* _TASK PROMPT_
Find the lines with "categories" in them and copy them out.

* _INPUT DATA_
------------------------------------

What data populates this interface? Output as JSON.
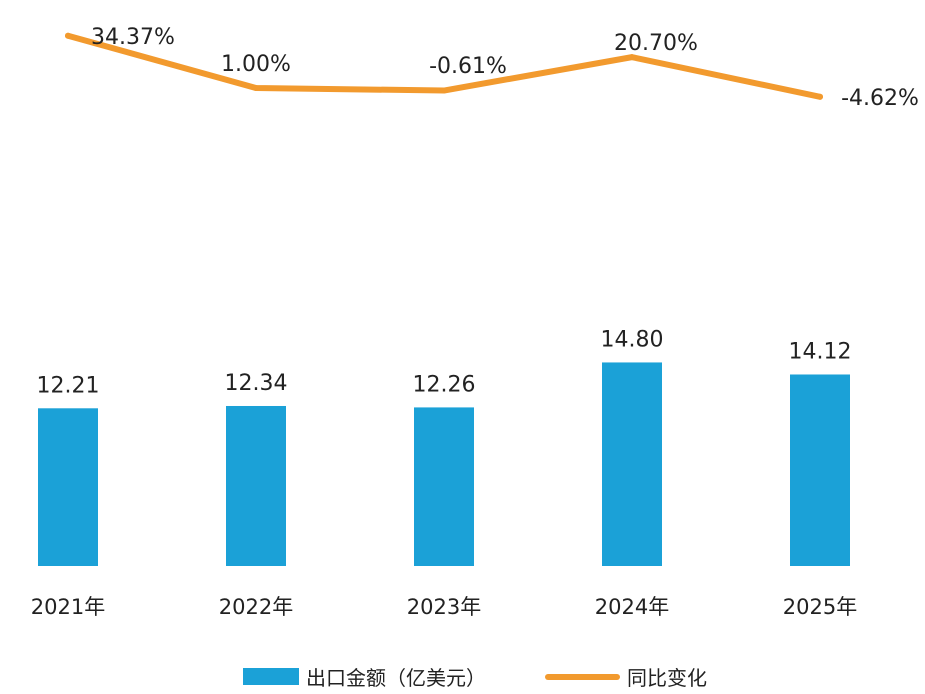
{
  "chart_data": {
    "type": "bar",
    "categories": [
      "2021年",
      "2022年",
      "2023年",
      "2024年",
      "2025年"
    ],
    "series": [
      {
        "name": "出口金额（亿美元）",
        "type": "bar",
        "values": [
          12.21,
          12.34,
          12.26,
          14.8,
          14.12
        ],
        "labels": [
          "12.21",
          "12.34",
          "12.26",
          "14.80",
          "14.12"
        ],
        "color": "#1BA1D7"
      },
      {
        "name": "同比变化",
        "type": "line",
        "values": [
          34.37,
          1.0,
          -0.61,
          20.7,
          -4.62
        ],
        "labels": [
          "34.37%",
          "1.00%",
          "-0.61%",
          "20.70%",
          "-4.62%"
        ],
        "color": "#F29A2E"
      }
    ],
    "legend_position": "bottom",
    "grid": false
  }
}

------------------------------------

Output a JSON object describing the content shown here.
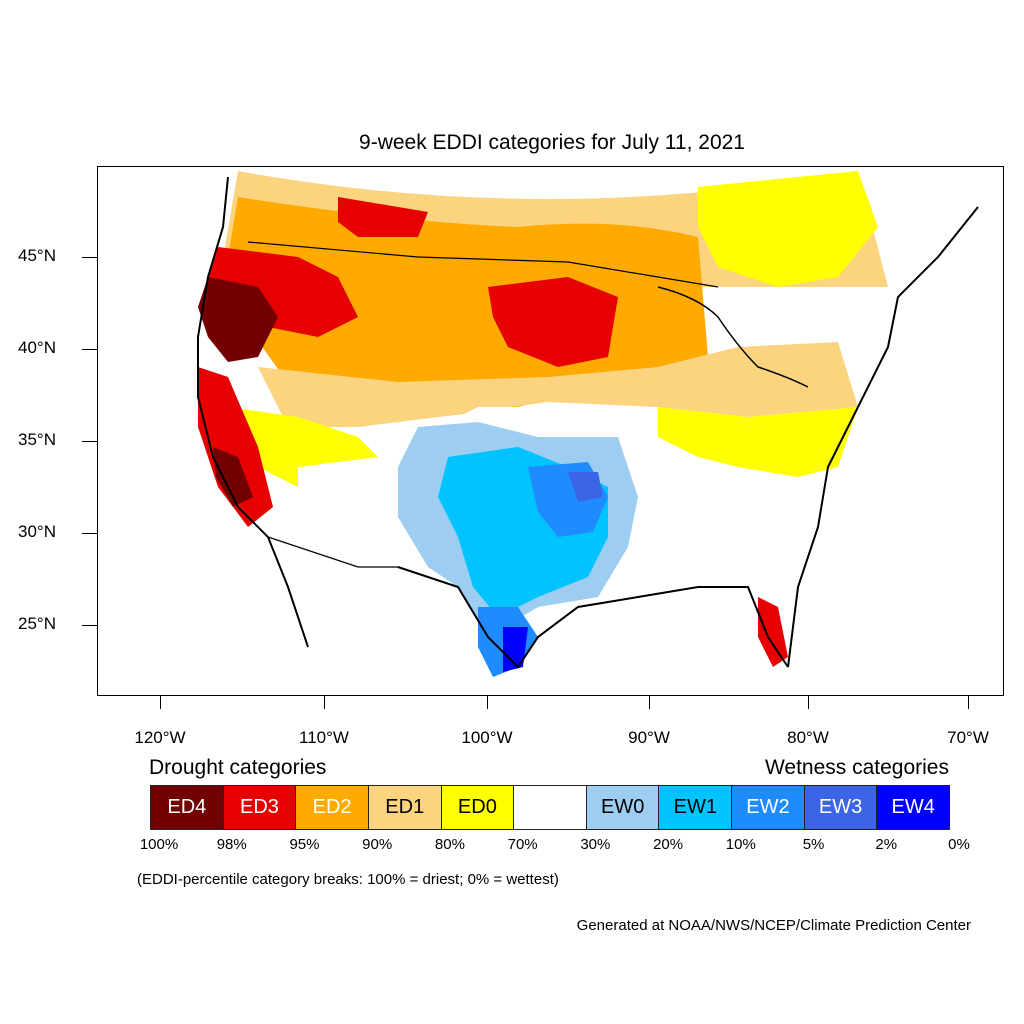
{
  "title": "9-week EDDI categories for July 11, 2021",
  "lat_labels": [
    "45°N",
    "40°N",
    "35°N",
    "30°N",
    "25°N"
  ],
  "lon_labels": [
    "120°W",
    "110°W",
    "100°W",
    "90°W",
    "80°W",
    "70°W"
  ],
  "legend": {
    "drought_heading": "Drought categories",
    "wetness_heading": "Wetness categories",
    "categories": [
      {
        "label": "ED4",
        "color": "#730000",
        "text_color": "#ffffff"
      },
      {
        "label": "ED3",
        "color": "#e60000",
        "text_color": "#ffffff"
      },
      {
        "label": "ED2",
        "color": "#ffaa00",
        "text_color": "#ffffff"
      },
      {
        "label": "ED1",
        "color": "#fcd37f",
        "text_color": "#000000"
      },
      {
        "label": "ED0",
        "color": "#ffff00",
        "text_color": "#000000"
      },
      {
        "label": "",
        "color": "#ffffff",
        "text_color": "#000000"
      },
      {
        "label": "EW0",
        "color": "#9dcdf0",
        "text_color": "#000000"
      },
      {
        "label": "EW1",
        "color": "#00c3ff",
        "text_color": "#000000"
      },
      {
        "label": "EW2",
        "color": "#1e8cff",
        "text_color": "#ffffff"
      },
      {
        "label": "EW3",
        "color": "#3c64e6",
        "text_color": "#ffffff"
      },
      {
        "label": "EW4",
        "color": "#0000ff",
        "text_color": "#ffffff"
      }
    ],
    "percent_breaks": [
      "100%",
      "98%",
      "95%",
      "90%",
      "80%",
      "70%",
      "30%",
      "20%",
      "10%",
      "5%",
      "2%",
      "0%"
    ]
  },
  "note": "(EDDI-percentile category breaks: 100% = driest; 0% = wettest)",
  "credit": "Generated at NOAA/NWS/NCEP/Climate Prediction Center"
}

------------------------------------

* _OUTPUT BELOW_
    "categories": [
  "title": "9-week EDDI categories for July 11, 2021",
    "drought_heading": "Drought categories",
    "wetness_heading": "Wetness categories",
    "categories": [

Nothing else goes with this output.